Direction:
A faithful transcription of all the data is required.

══ Rows

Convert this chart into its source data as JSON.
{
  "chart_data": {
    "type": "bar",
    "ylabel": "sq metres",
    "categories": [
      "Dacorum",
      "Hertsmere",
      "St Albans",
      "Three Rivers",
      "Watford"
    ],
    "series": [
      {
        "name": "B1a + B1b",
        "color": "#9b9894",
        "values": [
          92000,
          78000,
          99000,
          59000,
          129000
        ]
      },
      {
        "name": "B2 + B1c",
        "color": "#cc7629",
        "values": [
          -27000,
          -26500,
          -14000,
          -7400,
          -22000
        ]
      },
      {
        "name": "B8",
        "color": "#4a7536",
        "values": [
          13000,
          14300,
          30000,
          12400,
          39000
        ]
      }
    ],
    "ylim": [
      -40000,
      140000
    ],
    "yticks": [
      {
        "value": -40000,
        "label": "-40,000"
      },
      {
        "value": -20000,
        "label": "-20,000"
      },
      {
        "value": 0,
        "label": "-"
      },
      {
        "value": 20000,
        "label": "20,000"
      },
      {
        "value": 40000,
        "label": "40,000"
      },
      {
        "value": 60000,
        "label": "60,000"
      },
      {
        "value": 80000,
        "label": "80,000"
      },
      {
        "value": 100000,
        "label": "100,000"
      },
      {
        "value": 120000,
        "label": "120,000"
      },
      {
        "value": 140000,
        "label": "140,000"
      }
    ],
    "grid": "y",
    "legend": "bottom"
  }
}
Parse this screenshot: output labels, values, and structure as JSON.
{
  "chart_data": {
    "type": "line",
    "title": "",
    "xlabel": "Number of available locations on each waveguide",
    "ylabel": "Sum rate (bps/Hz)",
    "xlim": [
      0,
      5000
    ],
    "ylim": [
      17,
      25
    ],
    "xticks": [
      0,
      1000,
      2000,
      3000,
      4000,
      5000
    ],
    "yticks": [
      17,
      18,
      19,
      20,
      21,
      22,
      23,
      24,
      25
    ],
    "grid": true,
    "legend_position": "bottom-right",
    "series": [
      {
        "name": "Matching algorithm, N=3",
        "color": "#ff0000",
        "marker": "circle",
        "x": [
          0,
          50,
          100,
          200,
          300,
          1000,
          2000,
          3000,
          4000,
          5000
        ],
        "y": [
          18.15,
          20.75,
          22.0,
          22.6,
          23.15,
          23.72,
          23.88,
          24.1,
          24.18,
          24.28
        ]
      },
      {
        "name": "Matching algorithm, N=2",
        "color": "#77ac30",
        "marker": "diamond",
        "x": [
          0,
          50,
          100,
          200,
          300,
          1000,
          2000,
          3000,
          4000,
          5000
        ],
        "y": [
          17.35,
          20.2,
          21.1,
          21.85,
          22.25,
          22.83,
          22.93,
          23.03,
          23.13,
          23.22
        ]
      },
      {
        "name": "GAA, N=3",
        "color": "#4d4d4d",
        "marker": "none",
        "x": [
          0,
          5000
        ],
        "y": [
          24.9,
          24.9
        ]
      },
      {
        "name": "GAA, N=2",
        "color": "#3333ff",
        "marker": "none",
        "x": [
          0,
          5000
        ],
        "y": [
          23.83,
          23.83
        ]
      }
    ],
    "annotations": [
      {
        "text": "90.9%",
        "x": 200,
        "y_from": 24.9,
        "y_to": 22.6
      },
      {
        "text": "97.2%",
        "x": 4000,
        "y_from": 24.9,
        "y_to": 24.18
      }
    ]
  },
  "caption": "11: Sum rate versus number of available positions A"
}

════

Solution for this problem:
Convert this chart into its source data as JSON.
{
  "chart_data": {
    "type": "bar",
    "ylabel": "sq metres",
    "categories": [
      "Dacorum",
      "Hertsmere",
      "St Albans",
      "Three Rivers",
      "Watford"
    ],
    "series": [
      {
        "name": "B1a + B1b",
        "color": "#9b9894",
        "values": [
          92000,
          78000,
          99000,
          59000,
          129000
        ]
      },
      {
        "name": "B2 + B1c",
        "color": "#cc7629",
        "values": [
          -27000,
          -26500,
          -14000,
          -7400,
          -22000
        ]
      },
      {
        "name": "B8",
        "color": "#4a7536",
        "values": [
          13000,
          14300,
          30000,
          12400,
          39000
        ]
      }
    ],
    "ylim": [
      -40000,
      140000
    ],
    "yticks": [
      {
        "value": -40000,
        "label": "-40,000"
      },
      {
        "value": -20000,
        "label": "-20,000"
      },
      {
        "value": 0,
        "label": "-"
      },
      {
        "value": 20000,
        "label": "20,000"
      },
      {
        "value": 40000,
        "label": "40,000"
      },
      {
        "value": 60000,
        "label": "60,000"
      },
      {
        "value": 80000,
        "label": "80,000"
      },
      {
        "value": 100000,
        "label": "100,000"
      },
      {
        "value": 120000,
        "label": "120,000"
      },
      {
        "value": 140000,
        "label": "140,000"
      }
    ],
    "grid": "y",
    "legend": "bottom"
  }
}
Parse this screenshot: output labels, values, and structure as JSON.
{
  "chart_data": {
    "type": "line",
    "title": "",
    "xlabel": "Number of available locations on each waveguide",
    "ylabel": "Sum rate (bps/Hz)",
    "xlim": [
      0,
      5000
    ],
    "ylim": [
      17,
      25
    ],
    "xticks": [
      0,
      1000,
      2000,
      3000,
      4000,
      5000
    ],
    "yticks": [
      17,
      18,
      19,
      20,
      21,
      22,
      23,
      24,
      25
    ],
    "grid": true,
    "legend_position": "bottom-right",
    "series": [
      {
        "name": "Matching algorithm, N=3",
        "color": "#ff0000",
        "marker": "circle",
        "x": [
          0,
          50,
          100,
          200,
          300,
          1000,
          2000,
          3000,
          4000,
          5000
        ],
        "y": [
          18.15,
          20.75,
          22.0,
          22.6,
          23.15,
          23.72,
          23.88,
          24.1,
          24.18,
          24.28
        ]
      },
      {
        "name": "Matching algorithm, N=2",
        "color": "#77ac30",
        "marker": "diamond",
        "x": [
          0,
          50,
          100,
          200,
          300,
          1000,
          2000,
          3000,
          4000,
          5000
        ],
        "y": [
          17.35,
          20.2,
          21.1,
          21.85,
          22.25,
          22.83,
          22.93,
          23.03,
          23.13,
          23.22
        ]
      },
      {
        "name": "GAA, N=3",
        "color": "#4d4d4d",
        "marker": "none",
        "x": [
          0,
          5000
        ],
        "y": [
          24.9,
          24.9
        ]
      },
      {
        "name": "GAA, N=2",
        "color": "#3333ff",
        "marker": "none",
        "x": [
          0,
          5000
        ],
        "y": [
          23.83,
          23.83
        ]
      }
    ],
    "annotations": [
      {
        "text": "90.9%",
        "x": 200,
        "y_from": 24.9,
        "y_to": 22.6
      },
      {
        "text": "97.2%",
        "x": 4000,
        "y_from": 24.9,
        "y_to": 24.18
      }
    ]
  },
  "caption": "11: Sum rate versus number of available positions A"
}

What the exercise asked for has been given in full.